• Aim of the task:
Give the count of lines in the data that include the string "nach", with no added remarks.

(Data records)
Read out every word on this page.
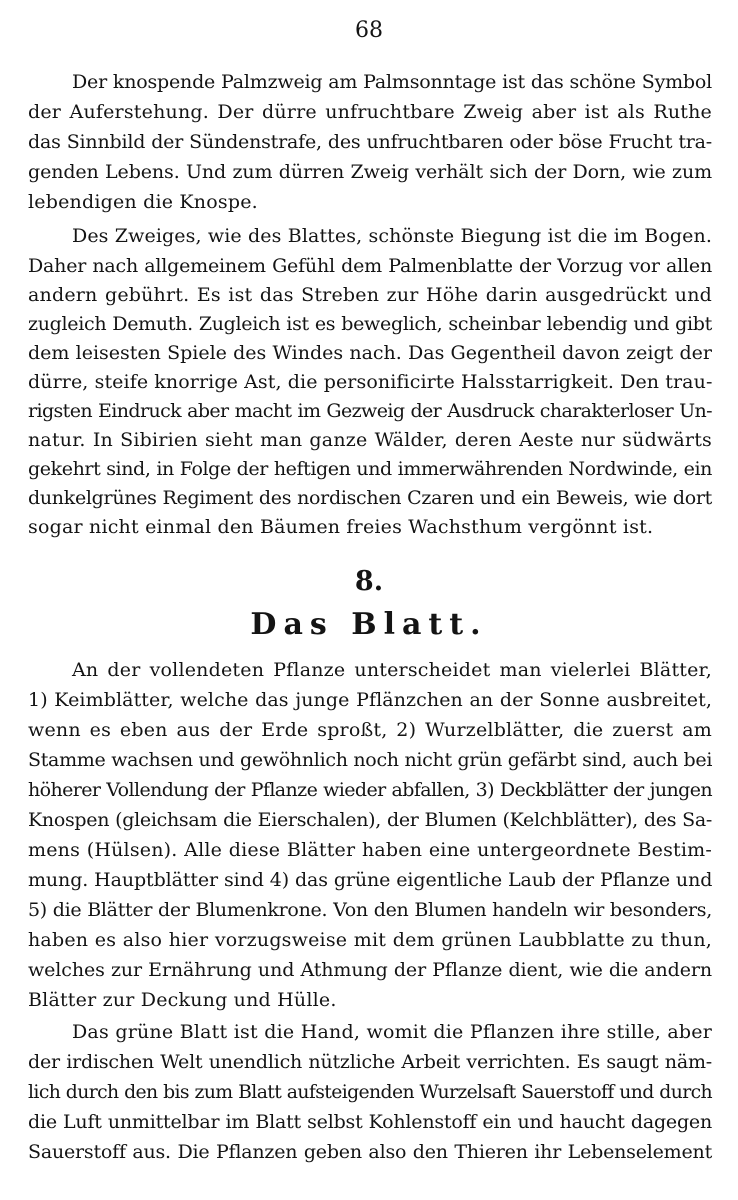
68
Der knospende Palmzweig am Palmsonntage ist das schöne Symbol
der Auferstehung. Der dürre unfruchtbare Zweig aber ist als Ruthe
das Sinnbild der Sündenstrafe, des unfruchtbaren oder böse Frucht tra-
genden Lebens. Und zum dürren Zweig verhält sich der Dorn, wie zum
lebendigen die Knospe.
Des Zweiges, wie des Blattes, schönste Biegung ist die im Bogen.
Daher nach allgemeinem Gefühl dem Palmenblatte der Vorzug vor allen
andern gebührt. Es ist das Streben zur Höhe darin ausgedrückt und
zugleich Demuth. Zugleich ist es beweglich, scheinbar lebendig und gibt
dem leisesten Spiele des Windes nach. Das Gegentheil davon zeigt der
dürre, steife knorrige Ast, die personificirte Halsstarrigkeit. Den trau-
rigsten Eindruck aber macht im Gezweig der Ausdruck charakterloser Un-
natur. In Sibirien sieht man ganze Wälder, deren Aeste nur südwärts
gekehrt sind, in Folge der heftigen und immerwährenden Nordwinde, ein
dunkelgrünes Regiment des nordischen Czaren und ein Beweis, wie dort
sogar nicht einmal den Bäumen freies Wachsthum vergönnt ist.
8.
Das Blatt.
An der vollendeten Pflanze unterscheidet man vielerlei Blätter,
1) Keimblätter, welche das junge Pflänzchen an der Sonne ausbreitet,
wenn es eben aus der Erde sproßt, 2) Wurzelblätter, die zuerst am
Stamme wachsen und gewöhnlich noch nicht grün gefärbt sind, auch bei
höherer Vollendung der Pflanze wieder abfallen, 3) Deckblätter der jungen
Knospen (gleichsam die Eierschalen), der Blumen (Kelchblätter), des Sa-
mens (Hülsen). Alle diese Blätter haben eine untergeordnete Bestim-
mung. Hauptblätter sind 4) das grüne eigentliche Laub der Pflanze und
5) die Blätter der Blumenkrone. Von den Blumen handeln wir besonders,
haben es also hier vorzugsweise mit dem grünen Laubblatte zu thun,
welches zur Ernährung und Athmung der Pflanze dient, wie die andern
Blätter zur Deckung und Hülle.
Das grüne Blatt ist die Hand, womit die Pflanzen ihre stille, aber
der irdischen Welt unendlich nützliche Arbeit verrichten. Es saugt näm-
lich durch den bis zum Blatt aufsteigenden Wurzelsaft Sauerstoff und durch
die Luft unmittelbar im Blatt selbst Kohlenstoff ein und haucht dagegen
Sauerstoff aus. Die Pflanzen geben also den Thieren ihr Lebenselement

• Correct answer:
2